## STATED EXERCISE:
Reproduce the listing below in its entirety. Change nothing.

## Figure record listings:
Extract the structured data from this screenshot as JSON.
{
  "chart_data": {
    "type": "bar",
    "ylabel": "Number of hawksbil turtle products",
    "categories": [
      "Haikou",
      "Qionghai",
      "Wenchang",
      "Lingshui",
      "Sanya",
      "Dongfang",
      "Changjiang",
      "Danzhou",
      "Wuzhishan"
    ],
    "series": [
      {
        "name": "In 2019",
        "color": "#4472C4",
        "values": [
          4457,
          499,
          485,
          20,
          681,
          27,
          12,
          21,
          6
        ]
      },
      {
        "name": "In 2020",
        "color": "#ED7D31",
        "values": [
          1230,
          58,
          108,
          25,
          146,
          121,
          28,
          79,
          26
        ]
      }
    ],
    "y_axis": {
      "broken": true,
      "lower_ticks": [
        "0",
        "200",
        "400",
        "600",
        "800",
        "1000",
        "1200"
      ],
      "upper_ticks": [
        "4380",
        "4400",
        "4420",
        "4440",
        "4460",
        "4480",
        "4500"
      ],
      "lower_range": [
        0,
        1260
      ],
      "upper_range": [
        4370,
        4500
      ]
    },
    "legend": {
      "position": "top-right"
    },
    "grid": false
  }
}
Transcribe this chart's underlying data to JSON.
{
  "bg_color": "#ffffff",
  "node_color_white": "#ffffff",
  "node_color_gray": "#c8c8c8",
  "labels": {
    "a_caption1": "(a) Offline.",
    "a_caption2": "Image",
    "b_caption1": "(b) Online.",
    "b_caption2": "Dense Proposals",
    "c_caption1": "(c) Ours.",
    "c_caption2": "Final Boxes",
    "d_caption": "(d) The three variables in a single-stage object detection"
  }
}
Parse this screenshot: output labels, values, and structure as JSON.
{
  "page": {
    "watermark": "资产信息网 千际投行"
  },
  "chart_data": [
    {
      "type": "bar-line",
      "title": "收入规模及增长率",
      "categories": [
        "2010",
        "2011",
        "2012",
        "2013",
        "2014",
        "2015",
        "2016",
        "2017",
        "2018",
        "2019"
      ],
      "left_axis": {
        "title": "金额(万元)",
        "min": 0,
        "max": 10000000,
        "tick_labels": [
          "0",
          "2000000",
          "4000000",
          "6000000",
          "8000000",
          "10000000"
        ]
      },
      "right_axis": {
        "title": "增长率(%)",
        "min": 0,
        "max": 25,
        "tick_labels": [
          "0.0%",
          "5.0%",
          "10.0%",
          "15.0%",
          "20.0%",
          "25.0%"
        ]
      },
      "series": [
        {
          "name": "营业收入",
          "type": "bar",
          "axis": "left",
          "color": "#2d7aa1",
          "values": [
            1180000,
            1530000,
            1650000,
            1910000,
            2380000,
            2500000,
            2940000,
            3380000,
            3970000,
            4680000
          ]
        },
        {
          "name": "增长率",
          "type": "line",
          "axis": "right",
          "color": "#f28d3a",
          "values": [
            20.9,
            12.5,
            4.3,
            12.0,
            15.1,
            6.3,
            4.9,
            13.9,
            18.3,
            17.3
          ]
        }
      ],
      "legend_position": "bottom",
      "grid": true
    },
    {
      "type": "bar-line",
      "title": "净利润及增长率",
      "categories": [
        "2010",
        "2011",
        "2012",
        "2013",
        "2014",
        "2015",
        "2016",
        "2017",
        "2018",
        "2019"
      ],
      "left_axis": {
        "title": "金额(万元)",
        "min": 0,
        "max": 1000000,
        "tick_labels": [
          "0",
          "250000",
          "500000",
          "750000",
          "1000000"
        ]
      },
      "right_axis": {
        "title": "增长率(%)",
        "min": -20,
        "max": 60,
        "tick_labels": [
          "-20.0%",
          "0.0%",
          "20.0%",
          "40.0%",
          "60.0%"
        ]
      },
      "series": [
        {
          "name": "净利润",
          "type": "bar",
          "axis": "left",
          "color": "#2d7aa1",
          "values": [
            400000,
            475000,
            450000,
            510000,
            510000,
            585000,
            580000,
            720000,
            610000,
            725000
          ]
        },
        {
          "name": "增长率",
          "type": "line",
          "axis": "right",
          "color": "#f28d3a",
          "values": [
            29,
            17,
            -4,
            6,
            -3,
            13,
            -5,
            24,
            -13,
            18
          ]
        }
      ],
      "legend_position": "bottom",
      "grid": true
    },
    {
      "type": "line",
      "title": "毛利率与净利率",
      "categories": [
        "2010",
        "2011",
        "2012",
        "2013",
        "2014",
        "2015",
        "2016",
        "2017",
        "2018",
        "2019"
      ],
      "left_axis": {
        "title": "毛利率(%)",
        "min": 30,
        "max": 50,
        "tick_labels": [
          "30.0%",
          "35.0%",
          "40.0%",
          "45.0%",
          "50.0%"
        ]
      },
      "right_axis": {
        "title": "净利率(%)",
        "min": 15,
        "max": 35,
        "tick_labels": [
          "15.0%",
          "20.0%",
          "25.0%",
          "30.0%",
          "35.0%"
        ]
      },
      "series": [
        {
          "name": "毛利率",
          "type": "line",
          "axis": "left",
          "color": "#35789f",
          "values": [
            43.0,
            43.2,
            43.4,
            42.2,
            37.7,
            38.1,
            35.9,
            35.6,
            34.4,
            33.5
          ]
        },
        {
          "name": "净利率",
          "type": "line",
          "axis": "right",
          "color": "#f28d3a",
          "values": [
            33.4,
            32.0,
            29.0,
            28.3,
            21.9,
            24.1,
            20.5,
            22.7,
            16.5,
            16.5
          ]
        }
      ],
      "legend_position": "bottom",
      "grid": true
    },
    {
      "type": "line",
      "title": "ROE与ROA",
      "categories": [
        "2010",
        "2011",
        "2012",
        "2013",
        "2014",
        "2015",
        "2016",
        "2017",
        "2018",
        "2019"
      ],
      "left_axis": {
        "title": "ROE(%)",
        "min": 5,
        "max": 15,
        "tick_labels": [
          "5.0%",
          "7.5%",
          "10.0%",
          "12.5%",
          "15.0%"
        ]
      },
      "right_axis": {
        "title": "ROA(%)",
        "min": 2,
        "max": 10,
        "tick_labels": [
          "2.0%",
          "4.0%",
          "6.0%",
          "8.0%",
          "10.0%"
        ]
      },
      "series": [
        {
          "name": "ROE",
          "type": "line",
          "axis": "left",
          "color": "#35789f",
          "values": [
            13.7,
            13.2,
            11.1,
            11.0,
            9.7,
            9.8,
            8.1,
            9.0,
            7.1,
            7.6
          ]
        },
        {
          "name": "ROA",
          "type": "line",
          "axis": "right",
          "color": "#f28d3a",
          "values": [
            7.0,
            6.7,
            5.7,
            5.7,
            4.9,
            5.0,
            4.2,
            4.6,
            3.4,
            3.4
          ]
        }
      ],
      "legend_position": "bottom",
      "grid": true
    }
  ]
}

## COMPLETE OUTPUT:
Extract the structured data from this screenshot as JSON.
{
  "chart_data": {
    "type": "bar",
    "ylabel": "Number of hawksbil turtle products",
    "categories": [
      "Haikou",
      "Qionghai",
      "Wenchang",
      "Lingshui",
      "Sanya",
      "Dongfang",
      "Changjiang",
      "Danzhou",
      "Wuzhishan"
    ],
    "series": [
      {
        "name": "In 2019",
        "color": "#4472C4",
        "values": [
          4457,
          499,
          485,
          20,
          681,
          27,
          12,
          21,
          6
        ]
      },
      {
        "name": "In 2020",
        "color": "#ED7D31",
        "values": [
          1230,
          58,
          108,
          25,
          146,
          121,
          28,
          79,
          26
        ]
      }
    ],
    "y_axis": {
      "broken": true,
      "lower_ticks": [
        "0",
        "200",
        "400",
        "600",
        "800",
        "1000",
        "1200"
      ],
      "upper_ticks": [
        "4380",
        "4400",
        "4420",
        "4440",
        "4460",
        "4480",
        "4500"
      ],
      "lower_range": [
        0,
        1260
      ],
      "upper_range": [
        4370,
        4500
      ]
    },
    "legend": {
      "position": "top-right"
    },
    "grid": false
  }
}
Transcribe this chart's underlying data to JSON.
{
  "bg_color": "#ffffff",
  "node_color_white": "#ffffff",
  "node_color_gray": "#c8c8c8",
  "labels": {
    "a_caption1": "(a) Offline.",
    "a_caption2": "Image",
    "b_caption1": "(b) Online.",
    "b_caption2": "Dense Proposals",
    "c_caption1": "(c) Ours.",
    "c_caption2": "Final Boxes",
    "d_caption": "(d) The three variables in a single-stage object detection"
  }
}
Parse this screenshot: output labels, values, and structure as JSON.
{
  "page": {
    "watermark": "资产信息网 千际投行"
  },
  "chart_data": [
    {
      "type": "bar-line",
      "title": "收入规模及增长率",
      "categories": [
        "2010",
        "2011",
        "2012",
        "2013",
        "2014",
        "2015",
        "2016",
        "2017",
        "2018",
        "2019"
      ],
      "left_axis": {
        "title": "金额(万元)",
        "min": 0,
        "max": 10000000,
        "tick_labels": [
          "0",
          "2000000",
          "4000000",
          "6000000",
          "8000000",
          "10000000"
        ]
      },
      "right_axis": {
        "title": "增长率(%)",
        "min": 0,
        "max": 25,
        "tick_labels": [
          "0.0%",
          "5.0%",
          "10.0%",
          "15.0%",
          "20.0%",
          "25.0%"
        ]
      },
      "series": [
        {
          "name": "营业收入",
          "type": "bar",
          "axis": "left",
          "color": "#2d7aa1",
          "values": [
            1180000,
            1530000,
            1650000,
            1910000,
            2380000,
            2500000,
            2940000,
            3380000,
            3970000,
            4680000
          ]
        },
        {
          "name": "增长率",
          "type": "line",
          "axis": "right",
          "color": "#f28d3a",
          "values": [
            20.9,
            12.5,
            4.3,
            12.0,
            15.1,
            6.3,
            4.9,
            13.9,
            18.3,
            17.3
          ]
        }
      ],
      "legend_position": "bottom",
      "grid": true
    },
    {
      "type": "bar-line",
      "title": "净利润及增长率",
      "categories": [
        "2010",
        "2011",
        "2012",
        "2013",
        "2014",
        "2015",
        "2016",
        "2017",
        "2018",
        "2019"
      ],
      "left_axis": {
        "title": "金额(万元)",
        "min": 0,
        "max": 1000000,
        "tick_labels": [
          "0",
          "250000",
          "500000",
          "750000",
          "1000000"
        ]
      },
      "right_axis": {
        "title": "增长率(%)",
        "min": -20,
        "max": 60,
        "tick_labels": [
          "-20.0%",
          "0.0%",
          "20.0%",
          "40.0%",
          "60.0%"
        ]
      },
      "series": [
        {
          "name": "净利润",
          "type": "bar",
          "axis": "left",
          "color": "#2d7aa1",
          "values": [
            400000,
            475000,
            450000,
            510000,
            510000,
            585000,
            580000,
            720000,
            610000,
            725000
          ]
        },
        {
          "name": "增长率",
          "type": "line",
          "axis": "right",
          "color": "#f28d3a",
          "values": [
            29,
            17,
            -4,
            6,
            -3,
            13,
            -5,
            24,
            -13,
            18
          ]
        }
      ],
      "legend_position": "bottom",
      "grid": true
    },
    {
      "type": "line",
      "title": "毛利率与净利率",
      "categories": [
        "2010",
        "2011",
        "2012",
        "2013",
        "2014",
        "2015",
        "2016",
        "2017",
        "2018",
        "2019"
      ],
      "left_axis": {
        "title": "毛利率(%)",
        "min": 30,
        "max": 50,
        "tick_labels": [
          "30.0%",
          "35.0%",
          "40.0%",
          "45.0%",
          "50.0%"
        ]
      },
      "right_axis": {
        "title": "净利率(%)",
        "min": 15,
        "max": 35,
        "tick_labels": [
          "15.0%",
          "20.0%",
          "25.0%",
          "30.0%",
          "35.0%"
        ]
      },
      "series": [
        {
          "name": "毛利率",
          "type": "line",
          "axis": "left",
          "color": "#35789f",
          "values": [
            43.0,
            43.2,
            43.4,
            42.2,
            37.7,
            38.1,
            35.9,
            35.6,
            34.4,
            33.5
          ]
        },
        {
          "name": "净利率",
          "type": "line",
          "axis": "right",
          "color": "#f28d3a",
          "values": [
            33.4,
            32.0,
            29.0,
            28.3,
            21.9,
            24.1,
            20.5,
            22.7,
            16.5,
            16.5
          ]
        }
      ],
      "legend_position": "bottom",
      "grid": true
    },
    {
      "type": "line",
      "title": "ROE与ROA",
      "categories": [
        "2010",
        "2011",
        "2012",
        "2013",
        "2014",
        "2015",
        "2016",
        "2017",
        "2018",
        "2019"
      ],
      "left_axis": {
        "title": "ROE(%)",
        "min": 5,
        "max": 15,
        "tick_labels": [
          "5.0%",
          "7.5%",
          "10.0%",
          "12.5%",
          "15.0%"
        ]
      },
      "right_axis": {
        "title": "ROA(%)",
        "min": 2,
        "max": 10,
        "tick_labels": [
          "2.0%",
          "4.0%",
          "6.0%",
          "8.0%",
          "10.0%"
        ]
      },
      "series": [
        {
          "name": "ROE",
          "type": "line",
          "axis": "left",
          "color": "#35789f",
          "values": [
            13.7,
            13.2,
            11.1,
            11.0,
            9.7,
            9.8,
            8.1,
            9.0,
            7.1,
            7.6
          ]
        },
        {
          "name": "ROA",
          "type": "line",
          "axis": "right",
          "color": "#f28d3a",
          "values": [
            7.0,
            6.7,
            5.7,
            5.7,
            4.9,
            5.0,
            4.2,
            4.6,
            3.4,
            3.4
          ]
        }
      ],
      "legend_position": "bottom",
      "grid": true
    }
  ]
}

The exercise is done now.